(Figure dataset records)
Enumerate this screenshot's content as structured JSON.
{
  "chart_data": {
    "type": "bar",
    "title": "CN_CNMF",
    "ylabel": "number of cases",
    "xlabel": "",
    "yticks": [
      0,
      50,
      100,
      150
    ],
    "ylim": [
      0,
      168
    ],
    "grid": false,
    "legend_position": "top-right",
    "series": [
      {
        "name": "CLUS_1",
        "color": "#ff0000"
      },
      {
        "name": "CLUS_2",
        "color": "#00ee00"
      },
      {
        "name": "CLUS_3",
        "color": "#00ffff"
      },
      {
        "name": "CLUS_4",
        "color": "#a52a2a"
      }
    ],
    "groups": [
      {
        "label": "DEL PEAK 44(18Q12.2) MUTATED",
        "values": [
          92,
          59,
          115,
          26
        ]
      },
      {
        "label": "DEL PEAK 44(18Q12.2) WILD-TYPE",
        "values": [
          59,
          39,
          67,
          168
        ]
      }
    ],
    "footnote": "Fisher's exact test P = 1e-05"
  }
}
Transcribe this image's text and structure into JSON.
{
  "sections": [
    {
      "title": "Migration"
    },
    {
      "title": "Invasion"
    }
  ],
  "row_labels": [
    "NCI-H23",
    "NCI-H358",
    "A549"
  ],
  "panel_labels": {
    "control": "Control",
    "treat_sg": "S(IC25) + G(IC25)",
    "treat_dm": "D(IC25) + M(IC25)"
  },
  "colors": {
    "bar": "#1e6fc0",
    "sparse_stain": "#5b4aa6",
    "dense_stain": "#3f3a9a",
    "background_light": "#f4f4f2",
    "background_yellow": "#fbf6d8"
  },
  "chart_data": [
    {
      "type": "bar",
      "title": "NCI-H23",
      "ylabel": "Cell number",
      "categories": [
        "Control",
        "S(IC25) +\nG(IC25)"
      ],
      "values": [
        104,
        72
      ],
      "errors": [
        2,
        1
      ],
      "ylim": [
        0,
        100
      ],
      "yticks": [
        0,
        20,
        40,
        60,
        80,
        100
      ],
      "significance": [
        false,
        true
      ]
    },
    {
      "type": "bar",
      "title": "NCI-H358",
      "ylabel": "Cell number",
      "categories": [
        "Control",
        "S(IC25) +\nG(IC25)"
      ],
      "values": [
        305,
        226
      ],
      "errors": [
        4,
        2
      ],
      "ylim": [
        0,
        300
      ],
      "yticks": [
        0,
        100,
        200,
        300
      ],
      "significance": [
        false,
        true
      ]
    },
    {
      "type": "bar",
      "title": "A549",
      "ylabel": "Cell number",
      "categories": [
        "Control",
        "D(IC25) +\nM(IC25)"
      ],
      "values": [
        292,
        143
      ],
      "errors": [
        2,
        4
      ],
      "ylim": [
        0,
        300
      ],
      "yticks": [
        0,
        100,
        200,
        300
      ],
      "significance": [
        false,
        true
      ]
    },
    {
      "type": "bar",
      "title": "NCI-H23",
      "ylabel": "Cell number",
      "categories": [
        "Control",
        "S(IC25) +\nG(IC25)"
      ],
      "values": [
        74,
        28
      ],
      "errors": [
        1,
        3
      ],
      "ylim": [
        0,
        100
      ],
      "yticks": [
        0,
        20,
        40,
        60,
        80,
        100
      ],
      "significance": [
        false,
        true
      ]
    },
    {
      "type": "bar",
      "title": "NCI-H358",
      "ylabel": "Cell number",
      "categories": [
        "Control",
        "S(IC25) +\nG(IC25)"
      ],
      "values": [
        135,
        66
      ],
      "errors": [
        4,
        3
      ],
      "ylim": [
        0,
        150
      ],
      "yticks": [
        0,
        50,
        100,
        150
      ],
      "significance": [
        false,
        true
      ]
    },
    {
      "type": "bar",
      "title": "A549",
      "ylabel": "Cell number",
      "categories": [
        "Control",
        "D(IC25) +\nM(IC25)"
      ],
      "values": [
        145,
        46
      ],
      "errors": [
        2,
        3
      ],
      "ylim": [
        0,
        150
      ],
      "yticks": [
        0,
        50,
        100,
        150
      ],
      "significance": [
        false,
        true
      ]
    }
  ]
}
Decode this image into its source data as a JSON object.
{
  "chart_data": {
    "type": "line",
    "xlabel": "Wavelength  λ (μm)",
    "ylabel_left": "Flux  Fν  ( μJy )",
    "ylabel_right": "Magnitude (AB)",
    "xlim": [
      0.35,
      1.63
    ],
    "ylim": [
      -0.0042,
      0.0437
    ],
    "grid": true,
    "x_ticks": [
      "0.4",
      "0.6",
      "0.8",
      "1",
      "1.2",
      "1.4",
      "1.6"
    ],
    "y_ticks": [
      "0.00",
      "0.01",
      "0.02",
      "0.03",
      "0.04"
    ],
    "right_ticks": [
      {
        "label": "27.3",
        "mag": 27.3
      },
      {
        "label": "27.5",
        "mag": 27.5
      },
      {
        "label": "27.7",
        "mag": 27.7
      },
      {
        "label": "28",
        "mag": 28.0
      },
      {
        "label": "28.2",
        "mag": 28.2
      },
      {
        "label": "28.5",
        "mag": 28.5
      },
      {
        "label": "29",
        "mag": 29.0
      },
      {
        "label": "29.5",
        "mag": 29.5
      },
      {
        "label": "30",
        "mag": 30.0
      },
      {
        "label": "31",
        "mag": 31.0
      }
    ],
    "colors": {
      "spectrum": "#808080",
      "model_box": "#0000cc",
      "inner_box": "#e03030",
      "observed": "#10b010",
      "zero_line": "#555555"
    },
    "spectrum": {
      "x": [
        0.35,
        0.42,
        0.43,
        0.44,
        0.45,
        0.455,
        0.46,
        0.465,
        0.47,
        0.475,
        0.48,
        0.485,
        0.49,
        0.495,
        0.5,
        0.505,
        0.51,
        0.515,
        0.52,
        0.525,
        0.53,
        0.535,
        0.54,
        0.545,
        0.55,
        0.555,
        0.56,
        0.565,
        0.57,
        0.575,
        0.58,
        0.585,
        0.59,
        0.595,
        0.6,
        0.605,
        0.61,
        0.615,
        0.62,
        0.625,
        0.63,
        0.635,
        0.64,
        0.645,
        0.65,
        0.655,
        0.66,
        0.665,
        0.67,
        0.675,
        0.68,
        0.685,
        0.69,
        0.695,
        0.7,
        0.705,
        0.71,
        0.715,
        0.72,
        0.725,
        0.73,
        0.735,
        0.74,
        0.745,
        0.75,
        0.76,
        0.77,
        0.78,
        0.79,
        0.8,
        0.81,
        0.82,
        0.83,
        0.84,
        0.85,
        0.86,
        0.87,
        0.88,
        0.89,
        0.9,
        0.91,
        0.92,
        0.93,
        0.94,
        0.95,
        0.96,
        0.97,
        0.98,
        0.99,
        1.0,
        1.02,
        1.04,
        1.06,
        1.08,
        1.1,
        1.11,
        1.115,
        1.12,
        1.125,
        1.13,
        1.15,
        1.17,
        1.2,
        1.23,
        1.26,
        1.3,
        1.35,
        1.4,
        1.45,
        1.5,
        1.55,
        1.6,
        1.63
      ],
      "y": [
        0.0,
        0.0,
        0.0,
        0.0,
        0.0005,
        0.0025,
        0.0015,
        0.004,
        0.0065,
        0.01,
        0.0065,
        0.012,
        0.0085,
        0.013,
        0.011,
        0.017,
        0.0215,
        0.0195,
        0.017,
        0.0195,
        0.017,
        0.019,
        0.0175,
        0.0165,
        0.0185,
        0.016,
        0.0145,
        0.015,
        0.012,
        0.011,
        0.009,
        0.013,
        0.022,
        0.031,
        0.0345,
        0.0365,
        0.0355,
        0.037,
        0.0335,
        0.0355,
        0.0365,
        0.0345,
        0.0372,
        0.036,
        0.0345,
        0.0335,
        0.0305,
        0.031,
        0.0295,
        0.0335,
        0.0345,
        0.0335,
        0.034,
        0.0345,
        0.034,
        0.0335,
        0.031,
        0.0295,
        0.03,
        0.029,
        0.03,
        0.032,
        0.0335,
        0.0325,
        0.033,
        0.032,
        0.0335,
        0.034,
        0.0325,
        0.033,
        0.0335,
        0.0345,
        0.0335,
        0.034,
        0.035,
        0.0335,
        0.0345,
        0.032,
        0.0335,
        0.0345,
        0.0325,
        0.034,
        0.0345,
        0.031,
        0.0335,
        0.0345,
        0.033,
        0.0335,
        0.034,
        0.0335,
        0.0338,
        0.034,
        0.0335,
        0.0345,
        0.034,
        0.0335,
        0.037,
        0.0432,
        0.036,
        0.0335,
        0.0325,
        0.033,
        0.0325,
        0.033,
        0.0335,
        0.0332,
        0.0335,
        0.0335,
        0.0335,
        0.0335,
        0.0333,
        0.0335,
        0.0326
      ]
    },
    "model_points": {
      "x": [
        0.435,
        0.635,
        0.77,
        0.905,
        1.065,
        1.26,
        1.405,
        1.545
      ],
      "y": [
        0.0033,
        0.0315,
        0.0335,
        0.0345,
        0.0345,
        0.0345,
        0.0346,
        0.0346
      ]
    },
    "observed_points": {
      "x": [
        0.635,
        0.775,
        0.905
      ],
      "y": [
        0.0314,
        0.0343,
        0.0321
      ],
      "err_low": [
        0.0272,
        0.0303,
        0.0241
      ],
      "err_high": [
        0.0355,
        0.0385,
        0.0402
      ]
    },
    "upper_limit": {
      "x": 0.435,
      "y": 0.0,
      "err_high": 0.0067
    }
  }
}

**Request**
Where a line contains the string "name", extract that line.

**Result for this exercise**
        "name": "CLUS_1",
        "name": "CLUS_2",
        "name": "CLUS_3",
        "name": "CLUS_4",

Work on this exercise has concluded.